RECORDS FOR THIS TASK start

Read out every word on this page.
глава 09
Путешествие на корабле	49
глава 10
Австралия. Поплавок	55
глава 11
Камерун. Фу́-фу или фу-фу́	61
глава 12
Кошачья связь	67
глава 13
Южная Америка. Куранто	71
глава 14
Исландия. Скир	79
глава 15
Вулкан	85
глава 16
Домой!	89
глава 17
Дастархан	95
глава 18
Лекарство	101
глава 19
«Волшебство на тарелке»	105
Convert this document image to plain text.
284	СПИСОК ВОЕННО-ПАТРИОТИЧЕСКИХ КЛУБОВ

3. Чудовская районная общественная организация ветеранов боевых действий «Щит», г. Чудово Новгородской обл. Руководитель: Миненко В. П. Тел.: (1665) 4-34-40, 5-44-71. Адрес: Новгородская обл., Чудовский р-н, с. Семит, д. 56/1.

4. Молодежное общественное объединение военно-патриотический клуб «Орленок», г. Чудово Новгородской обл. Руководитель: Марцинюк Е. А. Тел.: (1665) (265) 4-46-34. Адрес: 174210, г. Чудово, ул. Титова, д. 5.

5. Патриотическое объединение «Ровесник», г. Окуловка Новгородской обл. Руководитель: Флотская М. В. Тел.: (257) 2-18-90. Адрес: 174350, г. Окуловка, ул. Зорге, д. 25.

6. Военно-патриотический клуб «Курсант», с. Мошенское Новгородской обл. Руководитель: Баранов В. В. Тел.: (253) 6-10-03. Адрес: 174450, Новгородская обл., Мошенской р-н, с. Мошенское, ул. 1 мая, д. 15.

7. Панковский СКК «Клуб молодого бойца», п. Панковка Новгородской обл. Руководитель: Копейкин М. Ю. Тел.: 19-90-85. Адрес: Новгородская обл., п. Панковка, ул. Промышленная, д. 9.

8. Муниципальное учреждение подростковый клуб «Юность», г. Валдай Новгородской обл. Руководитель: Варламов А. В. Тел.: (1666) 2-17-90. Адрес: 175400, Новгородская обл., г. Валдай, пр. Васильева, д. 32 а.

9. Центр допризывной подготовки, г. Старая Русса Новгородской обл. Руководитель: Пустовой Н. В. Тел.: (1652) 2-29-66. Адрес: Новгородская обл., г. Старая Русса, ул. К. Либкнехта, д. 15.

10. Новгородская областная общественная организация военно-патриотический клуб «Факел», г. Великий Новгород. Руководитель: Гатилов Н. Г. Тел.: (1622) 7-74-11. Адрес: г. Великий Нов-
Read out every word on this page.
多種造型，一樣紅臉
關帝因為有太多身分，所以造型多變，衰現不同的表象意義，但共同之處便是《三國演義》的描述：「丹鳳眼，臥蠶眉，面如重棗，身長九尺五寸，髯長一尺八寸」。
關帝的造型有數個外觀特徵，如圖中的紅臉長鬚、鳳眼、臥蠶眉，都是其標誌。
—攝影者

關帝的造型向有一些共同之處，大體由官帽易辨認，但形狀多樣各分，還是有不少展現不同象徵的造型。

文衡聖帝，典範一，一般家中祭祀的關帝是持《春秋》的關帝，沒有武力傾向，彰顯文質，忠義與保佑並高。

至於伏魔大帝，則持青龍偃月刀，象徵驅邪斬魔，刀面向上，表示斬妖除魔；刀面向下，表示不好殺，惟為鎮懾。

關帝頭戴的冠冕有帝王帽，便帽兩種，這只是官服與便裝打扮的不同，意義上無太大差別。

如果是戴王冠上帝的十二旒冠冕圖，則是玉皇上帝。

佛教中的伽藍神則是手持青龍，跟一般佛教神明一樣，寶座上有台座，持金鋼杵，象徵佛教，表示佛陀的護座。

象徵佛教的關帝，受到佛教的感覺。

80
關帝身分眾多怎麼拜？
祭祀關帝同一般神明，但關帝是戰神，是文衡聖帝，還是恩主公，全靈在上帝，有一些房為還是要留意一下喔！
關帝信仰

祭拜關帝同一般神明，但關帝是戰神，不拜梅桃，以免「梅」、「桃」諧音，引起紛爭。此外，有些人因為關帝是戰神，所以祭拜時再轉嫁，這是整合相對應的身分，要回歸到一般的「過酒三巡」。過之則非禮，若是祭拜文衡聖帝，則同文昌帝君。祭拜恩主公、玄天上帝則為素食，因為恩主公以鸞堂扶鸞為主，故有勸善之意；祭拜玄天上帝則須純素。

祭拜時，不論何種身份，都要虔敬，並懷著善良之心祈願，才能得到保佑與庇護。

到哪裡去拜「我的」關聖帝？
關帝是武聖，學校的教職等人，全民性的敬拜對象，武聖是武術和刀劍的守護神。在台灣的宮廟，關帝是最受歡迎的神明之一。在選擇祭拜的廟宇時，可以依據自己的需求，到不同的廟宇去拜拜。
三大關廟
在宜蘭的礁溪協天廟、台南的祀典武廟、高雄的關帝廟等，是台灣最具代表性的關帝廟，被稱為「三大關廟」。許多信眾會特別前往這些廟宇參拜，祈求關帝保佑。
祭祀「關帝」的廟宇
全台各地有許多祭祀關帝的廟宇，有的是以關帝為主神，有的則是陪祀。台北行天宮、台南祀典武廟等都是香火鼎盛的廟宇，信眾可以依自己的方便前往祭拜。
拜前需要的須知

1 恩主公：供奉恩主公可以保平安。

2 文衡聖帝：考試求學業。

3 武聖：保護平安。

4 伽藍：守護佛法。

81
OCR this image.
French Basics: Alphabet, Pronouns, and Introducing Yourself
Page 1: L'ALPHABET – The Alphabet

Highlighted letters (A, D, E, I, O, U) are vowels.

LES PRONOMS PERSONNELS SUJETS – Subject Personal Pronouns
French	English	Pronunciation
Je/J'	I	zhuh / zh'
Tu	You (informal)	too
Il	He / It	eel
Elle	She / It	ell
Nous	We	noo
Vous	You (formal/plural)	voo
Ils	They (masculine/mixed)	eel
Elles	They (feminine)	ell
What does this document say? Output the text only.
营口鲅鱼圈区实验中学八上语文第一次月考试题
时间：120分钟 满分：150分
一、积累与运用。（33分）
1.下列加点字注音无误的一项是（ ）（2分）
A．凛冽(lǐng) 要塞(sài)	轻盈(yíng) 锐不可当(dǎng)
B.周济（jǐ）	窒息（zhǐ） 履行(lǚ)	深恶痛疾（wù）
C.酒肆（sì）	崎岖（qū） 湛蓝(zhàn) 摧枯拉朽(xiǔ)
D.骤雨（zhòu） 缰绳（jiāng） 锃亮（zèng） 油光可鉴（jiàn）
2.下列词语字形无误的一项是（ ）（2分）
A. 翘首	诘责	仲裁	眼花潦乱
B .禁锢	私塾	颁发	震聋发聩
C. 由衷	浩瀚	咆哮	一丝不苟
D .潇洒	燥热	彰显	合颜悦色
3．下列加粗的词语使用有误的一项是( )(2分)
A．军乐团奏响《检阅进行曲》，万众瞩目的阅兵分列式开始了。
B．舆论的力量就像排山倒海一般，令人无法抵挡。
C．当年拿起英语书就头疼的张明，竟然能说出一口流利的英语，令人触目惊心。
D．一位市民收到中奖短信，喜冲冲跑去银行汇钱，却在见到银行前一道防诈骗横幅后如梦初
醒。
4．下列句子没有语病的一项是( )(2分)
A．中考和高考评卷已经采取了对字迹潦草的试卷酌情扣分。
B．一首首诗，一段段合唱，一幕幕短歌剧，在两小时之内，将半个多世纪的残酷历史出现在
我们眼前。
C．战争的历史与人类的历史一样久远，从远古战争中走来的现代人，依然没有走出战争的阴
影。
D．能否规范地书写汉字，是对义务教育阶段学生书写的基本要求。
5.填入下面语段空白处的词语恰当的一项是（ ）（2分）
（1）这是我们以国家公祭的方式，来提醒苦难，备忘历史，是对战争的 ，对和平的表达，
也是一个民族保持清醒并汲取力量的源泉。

RECORDS FOR THIS TASK end

#### WHAT YOU SHOULD DO
Retype all the material above precisely, with no line left out.

#### REPLY
Read out every word on this page.
глава 09
Путешествие на корабле	49
глава 10
Австралия. Поплавок	55
глава 11
Камерун. Фу́-фу или фу-фу́	61
глава 12
Кошачья связь	67
глава 13
Южная Америка. Куранто	71
глава 14
Исландия. Скир	79
глава 15
Вулкан	85
глава 16
Домой!	89
глава 17
Дастархан	95
глава 18
Лекарство	101
глава 19
«Волшебство на тарелке»	105
Convert this document image to plain text.
284	СПИСОК ВОЕННО-ПАТРИОТИЧЕСКИХ КЛУБОВ

3. Чудовская районная общественная организация ветеранов боевых действий «Щит», г. Чудово Новгородской обл. Руководитель: Миненко В. П. Тел.: (1665) 4-34-40, 5-44-71. Адрес: Новгородская обл., Чудовский р-н, с. Семит, д. 56/1.

4. Молодежное общественное объединение военно-патриотический клуб «Орленок», г. Чудово Новгородской обл. Руководитель: Марцинюк Е. А. Тел.: (1665) (265) 4-46-34. Адрес: 174210, г. Чудово, ул. Титова, д. 5.

5. Патриотическое объединение «Ровесник», г. Окуловка Новгородской обл. Руководитель: Флотская М. В. Тел.: (257) 2-18-90. Адрес: 174350, г. Окуловка, ул. Зорге, д. 25.

6. Военно-патриотический клуб «Курсант», с. Мошенское Новгородской обл. Руководитель: Баранов В. В. Тел.: (253) 6-10-03. Адрес: 174450, Новгородская обл., Мошенской р-н, с. Мошенское, ул. 1 мая, д. 15.

7. Панковский СКК «Клуб молодого бойца», п. Панковка Новгородской обл. Руководитель: Копейкин М. Ю. Тел.: 19-90-85. Адрес: Новгородская обл., п. Панковка, ул. Промышленная, д. 9.

8. Муниципальное учреждение подростковый клуб «Юность», г. Валдай Новгородской обл. Руководитель: Варламов А. В. Тел.: (1666) 2-17-90. Адрес: 175400, Новгородская обл., г. Валдай, пр. Васильева, д. 32 а.

9. Центр допризывной подготовки, г. Старая Русса Новгородской обл. Руководитель: Пустовой Н. В. Тел.: (1652) 2-29-66. Адрес: Новгородская обл., г. Старая Русса, ул. К. Либкнехта, д. 15.

10. Новгородская областная общественная организация военно-патриотический клуб «Факел», г. Великий Новгород. Руководитель: Гатилов Н. Г. Тел.: (1622) 7-74-11. Адрес: г. Великий Нов-
Read out every word on this page.
多種造型，一樣紅臉
關帝因為有太多身分，所以造型多變，衰現不同的表象意義，但共同之處便是《三國演義》的描述：「丹鳳眼，臥蠶眉，面如重棗，身長九尺五寸，髯長一尺八寸」。
關帝的造型有數個外觀特徵，如圖中的紅臉長鬚、鳳眼、臥蠶眉，都是其標誌。
—攝影者

關帝的造型向有一些共同之處，大體由官帽易辨認，但形狀多樣各分，還是有不少展現不同象徵的造型。

文衡聖帝，典範一，一般家中祭祀的關帝是持《春秋》的關帝，沒有武力傾向，彰顯文質，忠義與保佑並高。

至於伏魔大帝，則持青龍偃月刀，象徵驅邪斬魔，刀面向上，表示斬妖除魔；刀面向下，表示不好殺，惟為鎮懾。

關帝頭戴的冠冕有帝王帽，便帽兩種，這只是官服與便裝打扮的不同，意義上無太大差別。

如果是戴王冠上帝的十二旒冠冕圖，則是玉皇上帝。

佛教中的伽藍神則是手持青龍，跟一般佛教神明一樣，寶座上有台座，持金鋼杵，象徵佛教，表示佛陀的護座。

象徵佛教的關帝，受到佛教的感覺。

80
關帝身分眾多怎麼拜？
祭祀關帝同一般神明，但關帝是戰神，是文衡聖帝，還是恩主公，全靈在上帝，有一些房為還是要留意一下喔！
關帝信仰

祭拜關帝同一般神明，但關帝是戰神，不拜梅桃，以免「梅」、「桃」諧音，引起紛爭。此外，有些人因為關帝是戰神，所以祭拜時再轉嫁，這是整合相對應的身分，要回歸到一般的「過酒三巡」。過之則非禮，若是祭拜文衡聖帝，則同文昌帝君。祭拜恩主公、玄天上帝則為素食，因為恩主公以鸞堂扶鸞為主，故有勸善之意；祭拜玄天上帝則須純素。

祭拜時，不論何種身份，都要虔敬，並懷著善良之心祈願，才能得到保佑與庇護。

到哪裡去拜「我的」關聖帝？
關帝是武聖，學校的教職等人，全民性的敬拜對象，武聖是武術和刀劍的守護神。在台灣的宮廟，關帝是最受歡迎的神明之一。在選擇祭拜的廟宇時，可以依據自己的需求，到不同的廟宇去拜拜。
三大關廟
在宜蘭的礁溪協天廟、台南的祀典武廟、高雄的關帝廟等，是台灣最具代表性的關帝廟，被稱為「三大關廟」。許多信眾會特別前往這些廟宇參拜，祈求關帝保佑。
祭祀「關帝」的廟宇
全台各地有許多祭祀關帝的廟宇，有的是以關帝為主神，有的則是陪祀。台北行天宮、台南祀典武廟等都是香火鼎盛的廟宇，信眾可以依自己的方便前往祭拜。
拜前需要的須知

1 恩主公：供奉恩主公可以保平安。

2 文衡聖帝：考試求學業。

3 武聖：保護平安。

4 伽藍：守護佛法。

81
OCR this image.
French Basics: Alphabet, Pronouns, and Introducing Yourself
Page 1: L'ALPHABET – The Alphabet

Highlighted letters (A, D, E, I, O, U) are vowels.

LES PRONOMS PERSONNELS SUJETS – Subject Personal Pronouns
French	English	Pronunciation
Je/J'	I	zhuh / zh'
Tu	You (informal)	too
Il	He / It	eel
Elle	She / It	ell
Nous	We	noo
Vous	You (formal/plural)	voo
Ils	They (masculine/mixed)	eel
Elles	They (feminine)	ell
What does this document say? Output the text only.
营口鲅鱼圈区实验中学八上语文第一次月考试题
时间：120分钟 满分：150分
一、积累与运用。（33分）
1.下列加点字注音无误的一项是（ ）（2分）
A．凛冽(lǐng) 要塞(sài)	轻盈(yíng) 锐不可当(dǎng)
B.周济（jǐ）	窒息（zhǐ） 履行(lǚ)	深恶痛疾（wù）
C.酒肆（sì）	崎岖（qū） 湛蓝(zhàn) 摧枯拉朽(xiǔ)
D.骤雨（zhòu） 缰绳（jiāng） 锃亮（zèng） 油光可鉴（jiàn）
2.下列词语字形无误的一项是（ ）（2分）
A. 翘首	诘责	仲裁	眼花潦乱
B .禁锢	私塾	颁发	震聋发聩
C. 由衷	浩瀚	咆哮	一丝不苟
D .潇洒	燥热	彰显	合颜悦色
3．下列加粗的词语使用有误的一项是( )(2分)
A．军乐团奏响《检阅进行曲》，万众瞩目的阅兵分列式开始了。
B．舆论的力量就像排山倒海一般，令人无法抵挡。
C．当年拿起英语书就头疼的张明，竟然能说出一口流利的英语，令人触目惊心。
D．一位市民收到中奖短信，喜冲冲跑去银行汇钱，却在见到银行前一道防诈骗横幅后如梦初
醒。
4．下列句子没有语病的一项是( )(2分)
A．中考和高考评卷已经采取了对字迹潦草的试卷酌情扣分。
B．一首首诗，一段段合唱，一幕幕短歌剧，在两小时之内，将半个多世纪的残酷历史出现在
我们眼前。
C．战争的历史与人类的历史一样久远，从远古战争中走来的现代人，依然没有走出战争的阴
影。
D．能否规范地书写汉字，是对义务教育阶段学生书写的基本要求。
5.填入下面语段空白处的词语恰当的一项是（ ）（2分）
（1）这是我们以国家公祭的方式，来提醒苦难，备忘历史，是对战争的 ，对和平的表达，
也是一个民族保持清醒并汲取力量的源泉。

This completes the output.